**Given problem**
Rewrite the material below so that every "bar-hour" becomes "column-hour", and leave everything else untouched.

+ + + + + + +

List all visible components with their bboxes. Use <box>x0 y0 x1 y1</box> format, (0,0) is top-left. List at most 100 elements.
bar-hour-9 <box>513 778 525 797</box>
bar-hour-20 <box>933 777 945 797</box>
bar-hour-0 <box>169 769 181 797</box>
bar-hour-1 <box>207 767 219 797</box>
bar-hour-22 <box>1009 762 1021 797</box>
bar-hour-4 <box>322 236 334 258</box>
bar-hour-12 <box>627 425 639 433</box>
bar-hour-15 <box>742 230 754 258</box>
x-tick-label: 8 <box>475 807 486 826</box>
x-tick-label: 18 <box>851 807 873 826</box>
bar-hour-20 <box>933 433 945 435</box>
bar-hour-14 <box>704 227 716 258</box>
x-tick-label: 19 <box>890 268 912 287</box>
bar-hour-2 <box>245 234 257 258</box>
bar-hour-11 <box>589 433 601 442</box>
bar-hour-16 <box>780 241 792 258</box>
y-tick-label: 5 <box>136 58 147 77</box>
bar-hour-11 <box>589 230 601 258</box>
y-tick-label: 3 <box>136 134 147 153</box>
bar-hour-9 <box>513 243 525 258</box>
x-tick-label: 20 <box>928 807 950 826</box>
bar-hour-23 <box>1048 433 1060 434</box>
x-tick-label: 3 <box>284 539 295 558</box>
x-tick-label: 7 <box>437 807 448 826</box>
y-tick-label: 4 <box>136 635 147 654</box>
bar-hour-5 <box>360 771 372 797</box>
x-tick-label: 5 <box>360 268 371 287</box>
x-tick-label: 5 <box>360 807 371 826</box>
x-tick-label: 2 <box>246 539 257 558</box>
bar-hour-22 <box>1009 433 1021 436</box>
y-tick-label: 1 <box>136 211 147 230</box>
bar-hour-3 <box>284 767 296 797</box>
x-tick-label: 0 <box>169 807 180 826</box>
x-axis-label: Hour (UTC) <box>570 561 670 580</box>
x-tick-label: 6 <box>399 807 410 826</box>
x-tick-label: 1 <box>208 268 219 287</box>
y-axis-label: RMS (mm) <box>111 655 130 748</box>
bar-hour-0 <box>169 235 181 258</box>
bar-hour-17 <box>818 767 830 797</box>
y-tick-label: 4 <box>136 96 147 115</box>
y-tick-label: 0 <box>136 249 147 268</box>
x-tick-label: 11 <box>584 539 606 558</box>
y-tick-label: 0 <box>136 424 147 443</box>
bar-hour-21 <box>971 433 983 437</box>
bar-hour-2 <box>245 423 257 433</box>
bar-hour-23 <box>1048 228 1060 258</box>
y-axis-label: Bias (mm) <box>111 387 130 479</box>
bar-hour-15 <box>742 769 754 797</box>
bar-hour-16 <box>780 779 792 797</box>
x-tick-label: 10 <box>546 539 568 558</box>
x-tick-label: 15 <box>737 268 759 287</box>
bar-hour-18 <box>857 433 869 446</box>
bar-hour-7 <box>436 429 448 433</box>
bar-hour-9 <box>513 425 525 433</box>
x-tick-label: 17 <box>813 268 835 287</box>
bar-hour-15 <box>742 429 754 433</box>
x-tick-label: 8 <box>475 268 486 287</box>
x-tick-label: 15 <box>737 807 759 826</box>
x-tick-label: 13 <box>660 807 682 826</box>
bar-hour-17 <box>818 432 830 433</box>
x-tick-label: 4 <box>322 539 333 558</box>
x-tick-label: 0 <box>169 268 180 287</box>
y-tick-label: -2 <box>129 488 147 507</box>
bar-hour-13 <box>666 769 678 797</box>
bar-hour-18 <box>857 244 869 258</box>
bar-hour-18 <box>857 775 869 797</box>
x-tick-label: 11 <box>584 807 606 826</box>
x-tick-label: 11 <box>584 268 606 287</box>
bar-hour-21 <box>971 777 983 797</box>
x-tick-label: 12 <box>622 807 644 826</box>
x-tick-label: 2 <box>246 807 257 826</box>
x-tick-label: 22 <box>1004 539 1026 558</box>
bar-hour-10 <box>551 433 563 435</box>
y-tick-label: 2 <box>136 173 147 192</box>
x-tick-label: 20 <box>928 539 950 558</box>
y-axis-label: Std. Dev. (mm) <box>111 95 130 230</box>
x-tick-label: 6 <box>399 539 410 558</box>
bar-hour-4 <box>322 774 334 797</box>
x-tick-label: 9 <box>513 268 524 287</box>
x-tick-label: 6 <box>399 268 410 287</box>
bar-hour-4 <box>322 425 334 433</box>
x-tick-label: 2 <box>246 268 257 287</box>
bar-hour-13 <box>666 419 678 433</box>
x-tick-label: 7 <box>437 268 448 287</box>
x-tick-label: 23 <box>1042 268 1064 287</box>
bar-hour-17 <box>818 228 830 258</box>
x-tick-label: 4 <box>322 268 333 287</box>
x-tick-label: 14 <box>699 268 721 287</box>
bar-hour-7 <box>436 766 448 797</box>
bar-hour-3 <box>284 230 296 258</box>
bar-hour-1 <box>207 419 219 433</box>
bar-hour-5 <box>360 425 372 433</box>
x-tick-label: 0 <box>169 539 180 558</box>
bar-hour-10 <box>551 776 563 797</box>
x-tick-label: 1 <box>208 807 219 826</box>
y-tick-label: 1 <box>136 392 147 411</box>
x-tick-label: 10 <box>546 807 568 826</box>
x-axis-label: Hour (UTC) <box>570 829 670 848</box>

+ + + + + + +

**Exercise solution**
List all visible components with their bboxes. Use <box>x0 y0 x1 y1</box> format, (0,0) is top-left. List at most 100 elements.
column-hour-9 <box>513 778 525 797</box>
column-hour-20 <box>933 777 945 797</box>
column-hour-0 <box>169 769 181 797</box>
column-hour-1 <box>207 767 219 797</box>
column-hour-22 <box>1009 762 1021 797</box>
column-hour-4 <box>322 236 334 258</box>
column-hour-12 <box>627 425 639 433</box>
column-hour-15 <box>742 230 754 258</box>
x-tick-label: 8 <box>475 807 486 826</box>
x-tick-label: 18 <box>851 807 873 826</box>
column-hour-20 <box>933 433 945 435</box>
column-hour-14 <box>704 227 716 258</box>
x-tick-label: 19 <box>890 268 912 287</box>
column-hour-2 <box>245 234 257 258</box>
column-hour-11 <box>589 433 601 442</box>
column-hour-16 <box>780 241 792 258</box>
y-tick-label: 5 <box>136 58 147 77</box>
column-hour-11 <box>589 230 601 258</box>
y-tick-label: 3 <box>136 134 147 153</box>
column-hour-9 <box>513 243 525 258</box>
x-tick-label: 20 <box>928 807 950 826</box>
column-hour-23 <box>1048 433 1060 434</box>
x-tick-label: 3 <box>284 539 295 558</box>
x-tick-label: 7 <box>437 807 448 826</box>
y-tick-label: 4 <box>136 635 147 654</box>
column-hour-5 <box>360 771 372 797</box>
x-tick-label: 5 <box>360 268 371 287</box>
x-tick-label: 5 <box>360 807 371 826</box>
x-tick-label: 2 <box>246 539 257 558</box>
column-hour-22 <box>1009 433 1021 436</box>
y-tick-label: 1 <box>136 211 147 230</box>
column-hour-3 <box>284 767 296 797</box>
x-tick-label: 0 <box>169 807 180 826</box>
x-axis-label: Hour (UTC) <box>570 561 670 580</box>
x-tick-label: 6 <box>399 807 410 826</box>
x-tick-label: 1 <box>208 268 219 287</box>
y-axis-label: RMS (mm) <box>111 655 130 748</box>
column-hour-0 <box>169 235 181 258</box>
column-hour-17 <box>818 767 830 797</box>
y-tick-label: 4 <box>136 96 147 115</box>
y-tick-label: 0 <box>136 249 147 268</box>
x-tick-label: 11 <box>584 539 606 558</box>
y-tick-label: 0 <box>136 424 147 443</box>
column-hour-21 <box>971 433 983 437</box>
column-hour-2 <box>245 423 257 433</box>
column-hour-23 <box>1048 228 1060 258</box>
y-axis-label: Bias (mm) <box>111 387 130 479</box>
column-hour-15 <box>742 769 754 797</box>
column-hour-16 <box>780 779 792 797</box>
x-tick-label: 10 <box>546 539 568 558</box>
x-tick-label: 15 <box>737 268 759 287</box>
column-hour-18 <box>857 433 869 446</box>
column-hour-7 <box>436 429 448 433</box>
column-hour-9 <box>513 425 525 433</box>
x-tick-label: 17 <box>813 268 835 287</box>
column-hour-15 <box>742 429 754 433</box>
x-tick-label: 8 <box>475 268 486 287</box>
x-tick-label: 15 <box>737 807 759 826</box>
x-tick-label: 13 <box>660 807 682 826</box>
column-hour-17 <box>818 432 830 433</box>
x-tick-label: 4 <box>322 539 333 558</box>
x-tick-label: 0 <box>169 268 180 287</box>
y-tick-label: -2 <box>129 488 147 507</box>
column-hour-13 <box>666 769 678 797</box>
column-hour-18 <box>857 244 869 258</box>
column-hour-18 <box>857 775 869 797</box>
x-tick-label: 11 <box>584 807 606 826</box>
x-tick-label: 11 <box>584 268 606 287</box>
column-hour-21 <box>971 777 983 797</box>
x-tick-label: 12 <box>622 807 644 826</box>
x-tick-label: 2 <box>246 807 257 826</box>
x-tick-label: 22 <box>1004 539 1026 558</box>
column-hour-10 <box>551 433 563 435</box>
y-tick-label: 2 <box>136 173 147 192</box>
x-tick-label: 20 <box>928 539 950 558</box>
y-axis-label: Std. Dev. (mm) <box>111 95 130 230</box>
x-tick-label: 6 <box>399 539 410 558</box>
column-hour-4 <box>322 774 334 797</box>
x-tick-label: 9 <box>513 268 524 287</box>
x-tick-label: 6 <box>399 268 410 287</box>
column-hour-4 <box>322 425 334 433</box>
x-tick-label: 2 <box>246 268 257 287</box>
column-hour-13 <box>666 419 678 433</box>
x-tick-label: 7 <box>437 268 448 287</box>
x-tick-label: 23 <box>1042 268 1064 287</box>
column-hour-17 <box>818 228 830 258</box>
x-tick-label: 4 <box>322 268 333 287</box>
x-tick-label: 14 <box>699 268 721 287</box>
column-hour-7 <box>436 766 448 797</box>
column-hour-3 <box>284 230 296 258</box>
column-hour-1 <box>207 419 219 433</box>
column-hour-5 <box>360 425 372 433</box>
x-tick-label: 0 <box>169 539 180 558</box>
column-hour-10 <box>551 776 563 797</box>
x-tick-label: 1 <box>208 807 219 826</box>
y-tick-label: 1 <box>136 392 147 411</box>
x-tick-label: 10 <box>546 807 568 826</box>
x-axis-label: Hour (UTC) <box>570 829 670 848</box>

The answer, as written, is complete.